* _What to do_: Report each line of the data that includes the word "cube".

* _Provided records_:
◇ ◇ ◇ ◇
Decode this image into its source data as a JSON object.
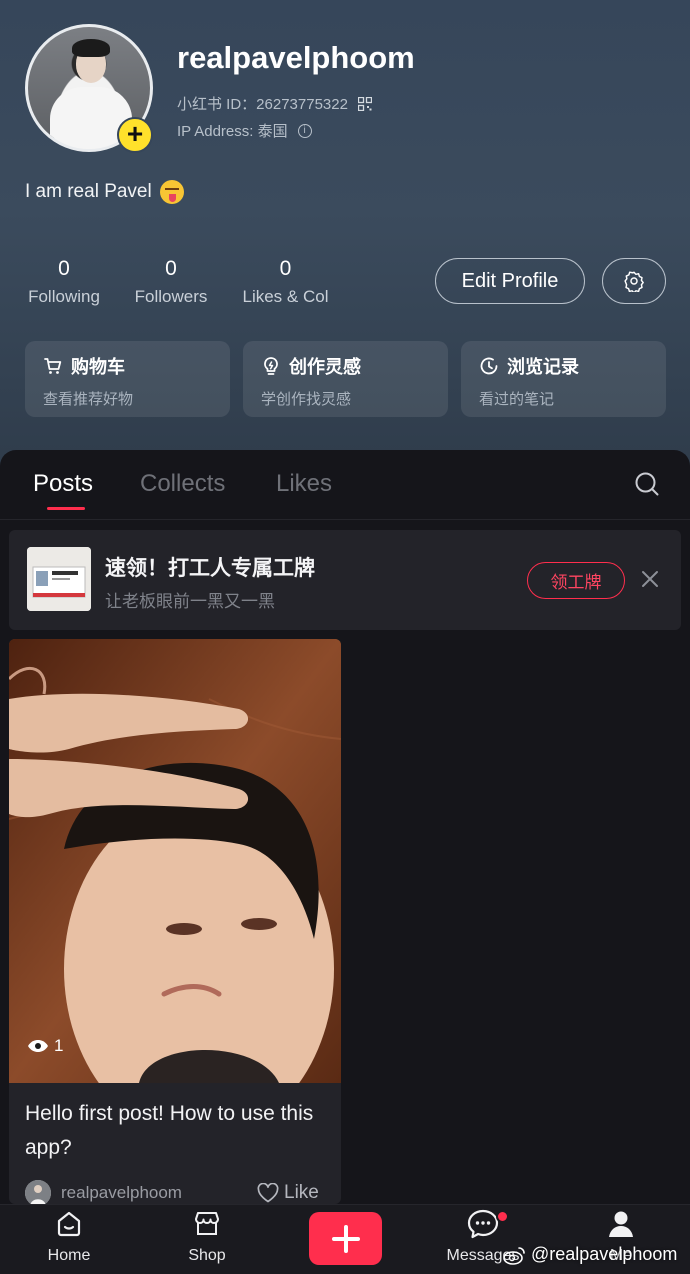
{
  "profile": {
    "username": "realpavelphoom",
    "id_label": "小红书 ID：26273775322",
    "ip_label": "IP Address: 泰国",
    "bio": "I am real Pavel"
  },
  "stats": [
    {
      "value": "0",
      "label": "Following"
    },
    {
      "value": "0",
      "label": "Followers"
    },
    {
      "value": "0",
      "label": "Likes & Col"
    }
  ],
  "actions": {
    "edit_profile": "Edit Profile",
    "settings_icon": "gear-icon"
  },
  "quick_cards": [
    {
      "title": "购物车",
      "sub": "查看推荐好物",
      "icon": "cart-icon"
    },
    {
      "title": "创作灵感",
      "sub": "学创作找灵感",
      "icon": "lightbulb-icon"
    },
    {
      "title": "浏览记录",
      "sub": "看过的笔记",
      "icon": "clock-icon"
    }
  ],
  "tabs": [
    {
      "label": "Posts",
      "active": true
    },
    {
      "label": "Collects",
      "active": false
    },
    {
      "label": "Likes",
      "active": false
    }
  ],
  "promo": {
    "title": "速领！打工人专属工牌",
    "subtitle": "让老板眼前一黑又一黑",
    "button": "领工牌"
  },
  "post": {
    "views": "1",
    "caption": "Hello first post! How to use this app?",
    "author": "realpavelphoom",
    "like_label": "Like"
  },
  "nav": [
    {
      "label": "Home",
      "icon": "home-icon"
    },
    {
      "label": "Shop",
      "icon": "shop-icon"
    },
    {
      "label": "",
      "icon": "plus-icon"
    },
    {
      "label": "Messages",
      "icon": "message-icon"
    },
    {
      "label": "Me",
      "icon": "person-icon"
    }
  ],
  "watermark": "@realpavelphoom",
  "colors": {
    "accent": "#ff2e4d",
    "badge": "#ffe12b",
    "header_bg": "#36465a",
    "panel_bg": "#15151a"
  }
}
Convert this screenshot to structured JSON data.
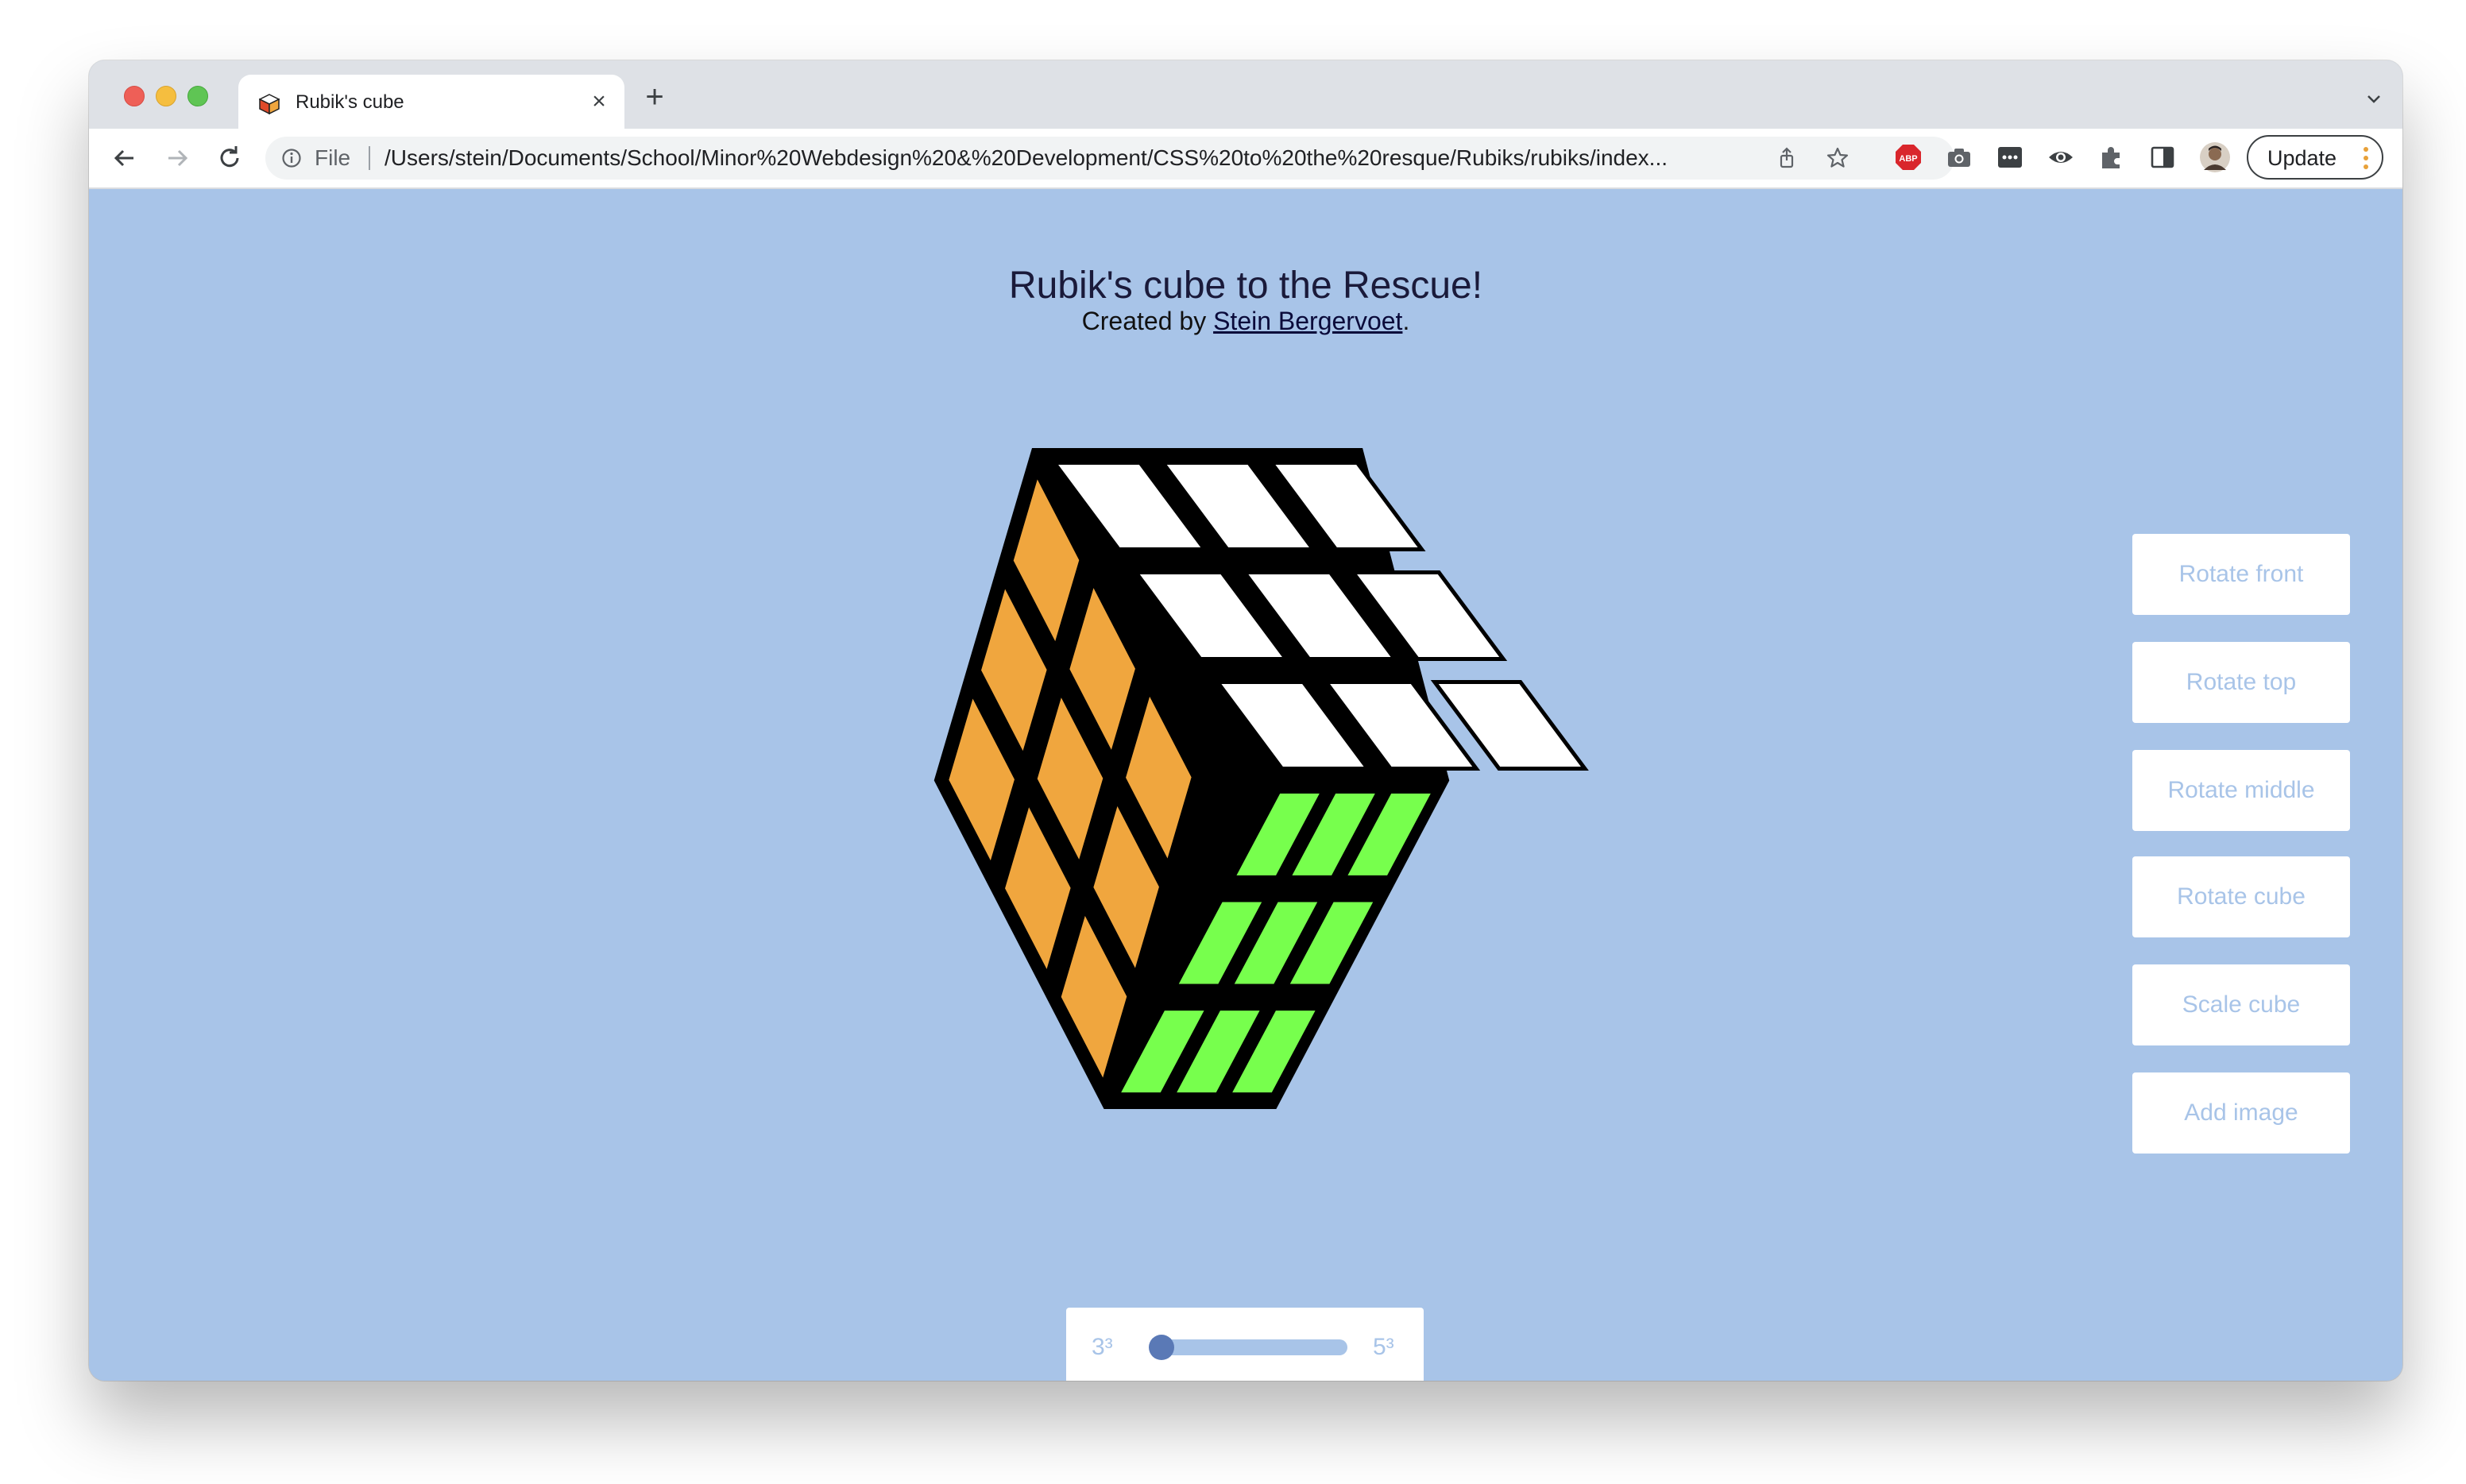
{
  "browser": {
    "tab_title": "Rubik's cube",
    "scheme_label": "File",
    "url": "/Users/stein/Documents/School/Minor%20Webdesign%20&%20Development/CSS%20to%20the%20resque/Rubiks/rubiks/index...",
    "update_label": "Update",
    "new_tab_symbol": "+",
    "close_symbol": "×"
  },
  "page": {
    "title": "Rubik's cube to the Rescue!",
    "subtitle_prefix": "Created by ",
    "author_link": "Stein Bergervoet",
    "subtitle_suffix": ".",
    "background_color": "#a8c4e8"
  },
  "controls": {
    "buttons": [
      {
        "label": "Rotate front"
      },
      {
        "label": "Rotate top"
      },
      {
        "label": "Rotate middle"
      },
      {
        "label": "Rotate cube"
      },
      {
        "label": "Scale cube"
      },
      {
        "label": "Add image"
      }
    ],
    "size_slider": {
      "min_label": "3³",
      "max_label": "5³",
      "value": 0
    }
  },
  "cube": {
    "colors": {
      "top": "#ffffff",
      "left": "#f0a63e",
      "right": "#77ff4d",
      "edge": "#000000"
    }
  }
}
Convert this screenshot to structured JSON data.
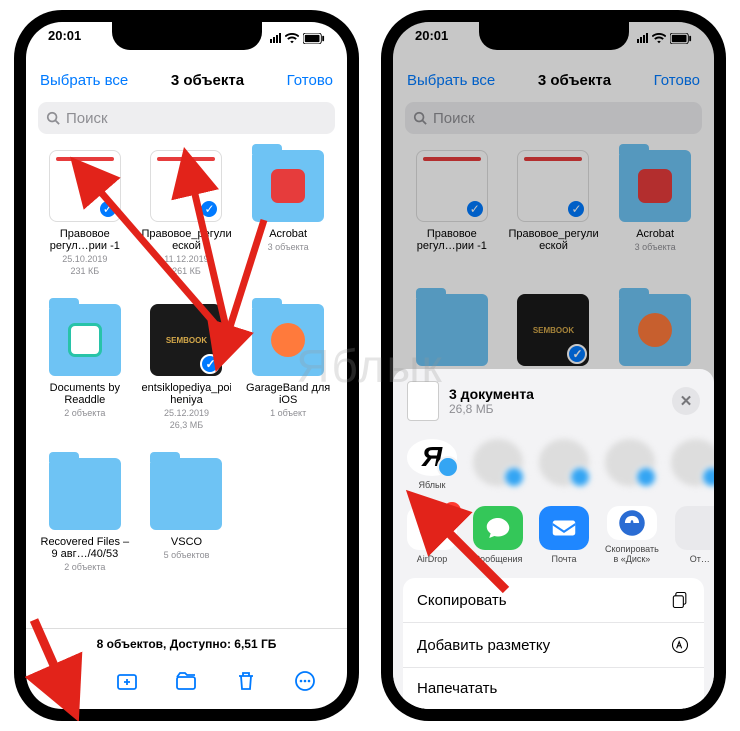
{
  "statusbar": {
    "time": "20:01"
  },
  "left": {
    "nav": {
      "select_all": "Выбрать все",
      "title": "3 объекта",
      "done": "Готово"
    },
    "search": {
      "placeholder": "Поиск"
    },
    "items": [
      {
        "name": "Правовое регул…рии -1",
        "date": "25.10.2019",
        "size": "231 КБ",
        "type": "doc",
        "selected": true
      },
      {
        "name": "Правовое_регулиро…еской",
        "date": "11.12.2019",
        "size": "261 КБ",
        "type": "doc",
        "selected": true
      },
      {
        "name": "Acrobat",
        "meta": "3 объекта",
        "type": "folder",
        "icon_color": "#e63c3c"
      },
      {
        "name": "Documents by Readdle",
        "meta": "2 объекта",
        "type": "folder",
        "icon_color": "#fff"
      },
      {
        "name": "entsiklopediya_poisko…heniya",
        "date": "25.12.2019",
        "size": "26,3 МБ",
        "type": "dark",
        "selected": true,
        "book_label": "SEMBOOK"
      },
      {
        "name": "GarageBand для iOS",
        "meta": "1 объект",
        "type": "folder",
        "icon_color": "#ff7a3c"
      },
      {
        "name": "Recovered Files – 9 авг…/40/53",
        "meta": "2 объекта",
        "type": "folder"
      },
      {
        "name": "VSCO",
        "meta": "5 объектов",
        "type": "folder"
      }
    ],
    "footer": "8 объектов, Доступно: 6,51 ГБ"
  },
  "right": {
    "nav": {
      "select_all": "Выбрать все",
      "title": "3 объекта",
      "done": "Готово"
    },
    "search": {
      "placeholder": "Поиск"
    },
    "items": [
      {
        "name": "Правовое регул…рии -1",
        "type": "doc",
        "selected": true
      },
      {
        "name": "Правовое_регулиро…еской",
        "type": "doc",
        "selected": true
      },
      {
        "name": "Acrobat",
        "meta": "3 объекта",
        "type": "folder",
        "icon_color": "#e63c3c"
      },
      {
        "name": "",
        "type": "folder"
      },
      {
        "name": "",
        "type": "dark",
        "selected": true,
        "book_label": "SEMBOOK"
      },
      {
        "name": "",
        "type": "folder",
        "icon_color": "#ff7a3c"
      }
    ],
    "sheet": {
      "title": "3 документа",
      "subtitle": "26,8 МБ",
      "contacts": [
        {
          "label": "Яблык"
        },
        {
          "label": ""
        },
        {
          "label": ""
        },
        {
          "label": ""
        },
        {
          "label": ""
        }
      ],
      "apps": [
        {
          "label": "AirDrop",
          "color": "#ffffff",
          "badge": "2"
        },
        {
          "label": "Сообщения",
          "color": "#34c759"
        },
        {
          "label": "Почта",
          "color": "#1f87ff"
        },
        {
          "label": "Скопировать в «Диск»",
          "color": "#ffffff"
        },
        {
          "label": "От…",
          "color": "#e9e9ec"
        }
      ],
      "actions": [
        {
          "label": "Скопировать",
          "icon": "copy"
        },
        {
          "label": "Добавить разметку",
          "icon": "markup"
        },
        {
          "label": "Напечатать",
          "icon": "print"
        }
      ]
    }
  },
  "watermark": "Яблык"
}
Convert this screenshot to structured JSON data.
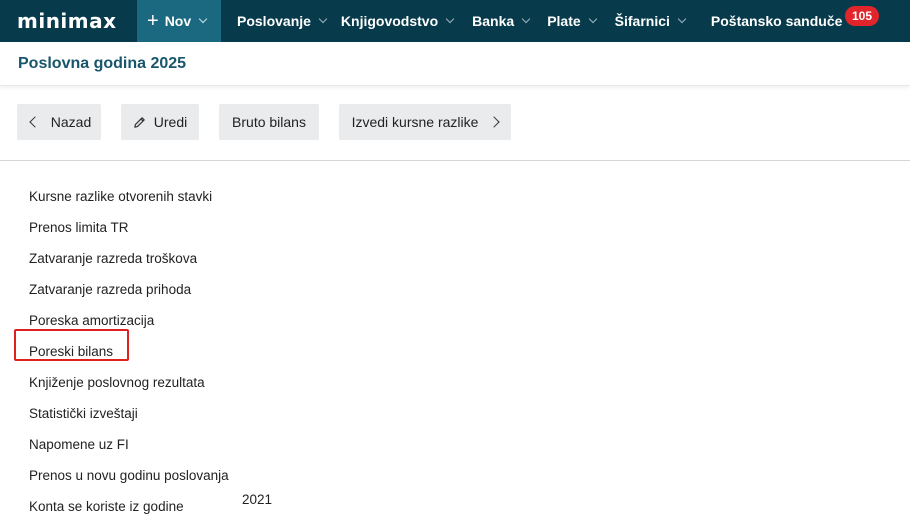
{
  "app": {
    "logo": "minimax"
  },
  "nav": {
    "new_label": "Nov",
    "items": [
      {
        "label": "Poslovanje"
      },
      {
        "label": "Knjigovodstvo"
      },
      {
        "label": "Banka"
      },
      {
        "label": "Plate"
      },
      {
        "label": "Šifarnici"
      },
      {
        "label": "Poštansko sanduče"
      }
    ],
    "inbox_badge": "105"
  },
  "page": {
    "title": "Poslovna godina 2025"
  },
  "toolbar": {
    "back_label": "Nazad",
    "edit_label": "Uredi",
    "gross_balance_label": "Bruto bilans",
    "exchange_diff_label": "Izvedi kursne razlike"
  },
  "list": {
    "items": [
      {
        "label": "Kursne razlike otvorenih stavki"
      },
      {
        "label": "Prenos limita TR"
      },
      {
        "label": "Zatvaranje razreda troškova"
      },
      {
        "label": "Zatvaranje razreda prihoda"
      },
      {
        "label": "Poreska amortizacija"
      },
      {
        "label": "Poreski bilans"
      },
      {
        "label": "Knjiženje poslovnog rezultata"
      },
      {
        "label": "Statistički izveštaji"
      },
      {
        "label": "Napomene uz FI"
      },
      {
        "label": "Prenos u novu godinu poslovanja"
      },
      {
        "label": "Konta se koriste iz godine"
      }
    ],
    "accounts_year_value": "2021"
  },
  "colors": {
    "nav_bg": "#073b4c",
    "nav_new_bg": "#1a6980",
    "title": "#17566b",
    "badge": "#e1252a",
    "highlight": "#e02020"
  },
  "icons": {
    "back": "chevron-left-icon",
    "edit": "pencil-icon",
    "forward": "chevron-right-icon",
    "new": "plus-icon"
  }
}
◇ ◇ ◇ ◇
* _Task result_:
    "tab_title": "Rubik's cube",
    "title": "Rubik's cube to the Rescue!",
        "label": "Rotate cube"
        "label": "Scale cube"
  "cube": {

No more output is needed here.